■ **EXERCISE DATA**:
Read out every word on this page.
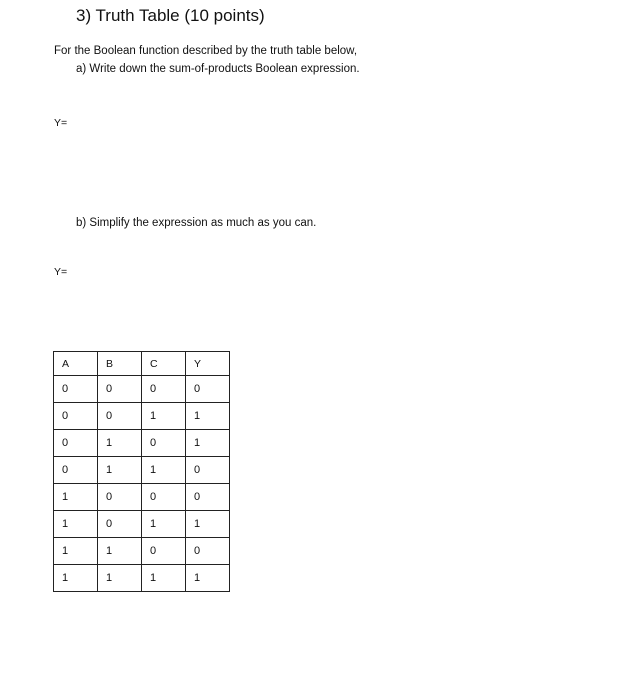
3) Truth Table (10 points)
For the Boolean function described by the truth table below,
a) Write down the sum-of-products Boolean expression.
Y=
b) Simplify the expression as much as you can.
Y=
A	B	C	Y
0	0	0	0
0	0	1	1
0	1	0	1
0	1	1	0
1	0	0	0
1	0	1	1
1	1	0	0
1	1	1	1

■ **WHAT THE TASK REQUIRES**: Identify all lines in the records above with the word "Boolean".

■ **RESULT OF THIS EXERCISE**:
For the Boolean function described by the truth table below,
a) Write down the sum-of-products Boolean expression.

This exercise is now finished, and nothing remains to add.